■ Record excerpts
<<<<

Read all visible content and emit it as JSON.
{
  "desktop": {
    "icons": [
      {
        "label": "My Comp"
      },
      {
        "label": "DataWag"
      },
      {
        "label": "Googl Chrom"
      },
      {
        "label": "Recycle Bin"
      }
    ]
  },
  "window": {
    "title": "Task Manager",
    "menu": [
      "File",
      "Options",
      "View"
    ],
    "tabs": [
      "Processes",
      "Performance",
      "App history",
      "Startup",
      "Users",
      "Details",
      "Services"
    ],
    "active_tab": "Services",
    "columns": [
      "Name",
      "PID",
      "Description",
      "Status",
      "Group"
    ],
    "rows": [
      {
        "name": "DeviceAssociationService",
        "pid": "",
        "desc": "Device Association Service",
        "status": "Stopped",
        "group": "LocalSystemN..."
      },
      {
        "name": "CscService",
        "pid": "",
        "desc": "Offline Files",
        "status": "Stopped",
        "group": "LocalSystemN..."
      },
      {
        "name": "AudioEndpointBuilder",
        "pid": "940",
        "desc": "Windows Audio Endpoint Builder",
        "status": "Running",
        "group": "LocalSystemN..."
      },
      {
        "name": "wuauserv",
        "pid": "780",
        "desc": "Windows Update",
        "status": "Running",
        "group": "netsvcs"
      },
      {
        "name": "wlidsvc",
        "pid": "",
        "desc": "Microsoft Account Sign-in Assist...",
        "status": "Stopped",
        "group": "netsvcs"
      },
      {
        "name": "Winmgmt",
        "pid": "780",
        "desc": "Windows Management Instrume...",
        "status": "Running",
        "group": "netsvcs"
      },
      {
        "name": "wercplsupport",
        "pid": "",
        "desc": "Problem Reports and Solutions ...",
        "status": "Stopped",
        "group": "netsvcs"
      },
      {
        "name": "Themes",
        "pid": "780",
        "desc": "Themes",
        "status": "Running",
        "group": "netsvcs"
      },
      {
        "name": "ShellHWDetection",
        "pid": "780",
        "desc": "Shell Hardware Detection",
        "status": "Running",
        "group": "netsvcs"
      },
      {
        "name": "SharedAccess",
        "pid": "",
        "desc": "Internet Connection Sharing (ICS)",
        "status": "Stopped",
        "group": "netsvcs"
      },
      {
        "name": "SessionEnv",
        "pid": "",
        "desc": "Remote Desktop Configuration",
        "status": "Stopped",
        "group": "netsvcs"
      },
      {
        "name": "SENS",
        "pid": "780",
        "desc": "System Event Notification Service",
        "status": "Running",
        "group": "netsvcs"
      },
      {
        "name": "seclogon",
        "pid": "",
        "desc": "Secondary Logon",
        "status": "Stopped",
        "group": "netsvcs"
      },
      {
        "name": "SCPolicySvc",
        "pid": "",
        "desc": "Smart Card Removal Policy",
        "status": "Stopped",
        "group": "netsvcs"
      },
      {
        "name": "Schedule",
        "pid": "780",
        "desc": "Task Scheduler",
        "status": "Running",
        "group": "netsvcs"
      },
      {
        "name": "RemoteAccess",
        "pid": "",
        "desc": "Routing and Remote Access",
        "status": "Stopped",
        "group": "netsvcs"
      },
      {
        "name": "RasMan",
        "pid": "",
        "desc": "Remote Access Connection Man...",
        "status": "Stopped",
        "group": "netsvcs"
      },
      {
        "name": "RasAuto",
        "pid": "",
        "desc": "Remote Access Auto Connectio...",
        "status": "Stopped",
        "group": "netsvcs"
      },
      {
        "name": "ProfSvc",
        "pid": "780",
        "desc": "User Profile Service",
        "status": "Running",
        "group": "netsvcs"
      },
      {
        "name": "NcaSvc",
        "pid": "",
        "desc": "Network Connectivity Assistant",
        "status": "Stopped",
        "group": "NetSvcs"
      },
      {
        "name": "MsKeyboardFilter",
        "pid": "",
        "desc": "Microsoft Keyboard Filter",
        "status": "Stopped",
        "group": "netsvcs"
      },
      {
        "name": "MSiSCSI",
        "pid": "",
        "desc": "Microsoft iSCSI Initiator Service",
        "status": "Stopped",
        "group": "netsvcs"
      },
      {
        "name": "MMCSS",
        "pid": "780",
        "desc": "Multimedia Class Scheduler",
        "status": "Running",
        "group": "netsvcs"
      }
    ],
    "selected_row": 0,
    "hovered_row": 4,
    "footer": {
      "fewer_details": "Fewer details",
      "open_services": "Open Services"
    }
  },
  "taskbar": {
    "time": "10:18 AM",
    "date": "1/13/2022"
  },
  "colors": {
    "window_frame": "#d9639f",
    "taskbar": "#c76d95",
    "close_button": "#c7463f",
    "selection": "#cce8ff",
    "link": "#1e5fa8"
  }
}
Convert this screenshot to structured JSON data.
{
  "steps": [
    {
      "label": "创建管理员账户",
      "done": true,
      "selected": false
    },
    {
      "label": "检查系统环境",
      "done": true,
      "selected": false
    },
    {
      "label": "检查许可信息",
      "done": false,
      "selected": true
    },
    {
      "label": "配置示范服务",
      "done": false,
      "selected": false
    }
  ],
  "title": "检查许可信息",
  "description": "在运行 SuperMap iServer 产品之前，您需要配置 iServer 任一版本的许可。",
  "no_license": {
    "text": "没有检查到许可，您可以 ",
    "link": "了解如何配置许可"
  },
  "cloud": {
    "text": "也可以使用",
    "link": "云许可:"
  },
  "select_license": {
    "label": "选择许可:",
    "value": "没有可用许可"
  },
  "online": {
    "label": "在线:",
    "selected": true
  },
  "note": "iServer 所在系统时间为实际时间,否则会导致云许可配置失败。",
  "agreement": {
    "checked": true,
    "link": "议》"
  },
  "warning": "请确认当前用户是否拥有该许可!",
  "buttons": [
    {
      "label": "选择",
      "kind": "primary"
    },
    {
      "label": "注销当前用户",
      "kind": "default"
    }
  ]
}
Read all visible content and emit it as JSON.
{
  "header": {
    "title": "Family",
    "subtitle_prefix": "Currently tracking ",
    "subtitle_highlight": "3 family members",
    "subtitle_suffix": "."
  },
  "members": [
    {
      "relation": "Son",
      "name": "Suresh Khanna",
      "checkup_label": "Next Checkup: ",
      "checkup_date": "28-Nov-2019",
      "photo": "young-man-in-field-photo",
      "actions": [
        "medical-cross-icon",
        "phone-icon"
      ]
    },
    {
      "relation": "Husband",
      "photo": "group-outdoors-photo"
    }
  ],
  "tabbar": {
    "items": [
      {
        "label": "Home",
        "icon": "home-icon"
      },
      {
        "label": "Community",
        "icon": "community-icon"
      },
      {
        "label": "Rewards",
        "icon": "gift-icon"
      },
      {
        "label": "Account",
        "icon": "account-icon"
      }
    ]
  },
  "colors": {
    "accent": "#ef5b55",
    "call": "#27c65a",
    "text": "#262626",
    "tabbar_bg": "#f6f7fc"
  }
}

>>>>

■ Aim of the exercise
Output the listing above word for word.

■ Answer to this problem
Read all visible content and emit it as JSON.
{
  "desktop": {
    "icons": [
      {
        "label": "My Comp"
      },
      {
        "label": "DataWag"
      },
      {
        "label": "Googl Chrom"
      },
      {
        "label": "Recycle Bin"
      }
    ]
  },
  "window": {
    "title": "Task Manager",
    "menu": [
      "File",
      "Options",
      "View"
    ],
    "tabs": [
      "Processes",
      "Performance",
      "App history",
      "Startup",
      "Users",
      "Details",
      "Services"
    ],
    "active_tab": "Services",
    "columns": [
      "Name",
      "PID",
      "Description",
      "Status",
      "Group"
    ],
    "rows": [
      {
        "name": "DeviceAssociationService",
        "pid": "",
        "desc": "Device Association Service",
        "status": "Stopped",
        "group": "LocalSystemN..."
      },
      {
        "name": "CscService",
        "pid": "",
        "desc": "Offline Files",
        "status": "Stopped",
        "group": "LocalSystemN..."
      },
      {
        "name": "AudioEndpointBuilder",
        "pid": "940",
        "desc": "Windows Audio Endpoint Builder",
        "status": "Running",
        "group": "LocalSystemN..."
      },
      {
        "name": "wuauserv",
        "pid": "780",
        "desc": "Windows Update",
        "status": "Running",
        "group": "netsvcs"
      },
      {
        "name": "wlidsvc",
        "pid": "",
        "desc": "Microsoft Account Sign-in Assist...",
        "status": "Stopped",
        "group": "netsvcs"
      },
      {
        "name": "Winmgmt",
        "pid": "780",
        "desc": "Windows Management Instrume...",
        "status": "Running",
        "group": "netsvcs"
      },
      {
        "name": "wercplsupport",
        "pid": "",
        "desc": "Problem Reports and Solutions ...",
        "status": "Stopped",
        "group": "netsvcs"
      },
      {
        "name": "Themes",
        "pid": "780",
        "desc": "Themes",
        "status": "Running",
        "group": "netsvcs"
      },
      {
        "name": "ShellHWDetection",
        "pid": "780",
        "desc": "Shell Hardware Detection",
        "status": "Running",
        "group": "netsvcs"
      },
      {
        "name": "SharedAccess",
        "pid": "",
        "desc": "Internet Connection Sharing (ICS)",
        "status": "Stopped",
        "group": "netsvcs"
      },
      {
        "name": "SessionEnv",
        "pid": "",
        "desc": "Remote Desktop Configuration",
        "status": "Stopped",
        "group": "netsvcs"
      },
      {
        "name": "SENS",
        "pid": "780",
        "desc": "System Event Notification Service",
        "status": "Running",
        "group": "netsvcs"
      },
      {
        "name": "seclogon",
        "pid": "",
        "desc": "Secondary Logon",
        "status": "Stopped",
        "group": "netsvcs"
      },
      {
        "name": "SCPolicySvc",
        "pid": "",
        "desc": "Smart Card Removal Policy",
        "status": "Stopped",
        "group": "netsvcs"
      },
      {
        "name": "Schedule",
        "pid": "780",
        "desc": "Task Scheduler",
        "status": "Running",
        "group": "netsvcs"
      },
      {
        "name": "RemoteAccess",
        "pid": "",
        "desc": "Routing and Remote Access",
        "status": "Stopped",
        "group": "netsvcs"
      },
      {
        "name": "RasMan",
        "pid": "",
        "desc": "Remote Access Connection Man...",
        "status": "Stopped",
        "group": "netsvcs"
      },
      {
        "name": "RasAuto",
        "pid": "",
        "desc": "Remote Access Auto Connectio...",
        "status": "Stopped",
        "group": "netsvcs"
      },
      {
        "name": "ProfSvc",
        "pid": "780",
        "desc": "User Profile Service",
        "status": "Running",
        "group": "netsvcs"
      },
      {
        "name": "NcaSvc",
        "pid": "",
        "desc": "Network Connectivity Assistant",
        "status": "Stopped",
        "group": "NetSvcs"
      },
      {
        "name": "MsKeyboardFilter",
        "pid": "",
        "desc": "Microsoft Keyboard Filter",
        "status": "Stopped",
        "group": "netsvcs"
      },
      {
        "name": "MSiSCSI",
        "pid": "",
        "desc": "Microsoft iSCSI Initiator Service",
        "status": "Stopped",
        "group": "netsvcs"
      },
      {
        "name": "MMCSS",
        "pid": "780",
        "desc": "Multimedia Class Scheduler",
        "status": "Running",
        "group": "netsvcs"
      }
    ],
    "selected_row": 0,
    "hovered_row": 4,
    "footer": {
      "fewer_details": "Fewer details",
      "open_services": "Open Services"
    }
  },
  "taskbar": {
    "time": "10:18 AM",
    "date": "1/13/2022"
  },
  "colors": {
    "window_frame": "#d9639f",
    "taskbar": "#c76d95",
    "close_button": "#c7463f",
    "selection": "#cce8ff",
    "link": "#1e5fa8"
  }
}
Convert this screenshot to structured JSON data.
{
  "steps": [
    {
      "label": "创建管理员账户",
      "done": true,
      "selected": false
    },
    {
      "label": "检查系统环境",
      "done": true,
      "selected": false
    },
    {
      "label": "检查许可信息",
      "done": false,
      "selected": true
    },
    {
      "label": "配置示范服务",
      "done": false,
      "selected": false
    }
  ],
  "title": "检查许可信息",
  "description": "在运行 SuperMap iServer 产品之前，您需要配置 iServer 任一版本的许可。",
  "no_license": {
    "text": "没有检查到许可，您可以 ",
    "link": "了解如何配置许可"
  },
  "cloud": {
    "text": "也可以使用",
    "link": "云许可:"
  },
  "select_license": {
    "label": "选择许可:",
    "value": "没有可用许可"
  },
  "online": {
    "label": "在线:",
    "selected": true
  },
  "note": "iServer 所在系统时间为实际时间,否则会导致云许可配置失败。",
  "agreement": {
    "checked": true,
    "link": "议》"
  },
  "warning": "请确认当前用户是否拥有该许可!",
  "buttons": [
    {
      "label": "选择",
      "kind": "primary"
    },
    {
      "label": "注销当前用户",
      "kind": "default"
    }
  ]
}
Read all visible content and emit it as JSON.
{
  "header": {
    "title": "Family",
    "subtitle_prefix": "Currently tracking ",
    "subtitle_highlight": "3 family members",
    "subtitle_suffix": "."
  },
  "members": [
    {
      "relation": "Son",
      "name": "Suresh Khanna",
      "checkup_label": "Next Checkup: ",
      "checkup_date": "28-Nov-2019",
      "photo": "young-man-in-field-photo",
      "actions": [
        "medical-cross-icon",
        "phone-icon"
      ]
    },
    {
      "relation": "Husband",
      "photo": "group-outdoors-photo"
    }
  ],
  "tabbar": {
    "items": [
      {
        "label": "Home",
        "icon": "home-icon"
      },
      {
        "label": "Community",
        "icon": "community-icon"
      },
      {
        "label": "Rewards",
        "icon": "gift-icon"
      },
      {
        "label": "Account",
        "icon": "account-icon"
      }
    ]
  },
  "colors": {
    "accent": "#ef5b55",
    "call": "#27c65a",
    "text": "#262626",
    "tabbar_bg": "#f6f7fc"
  }
}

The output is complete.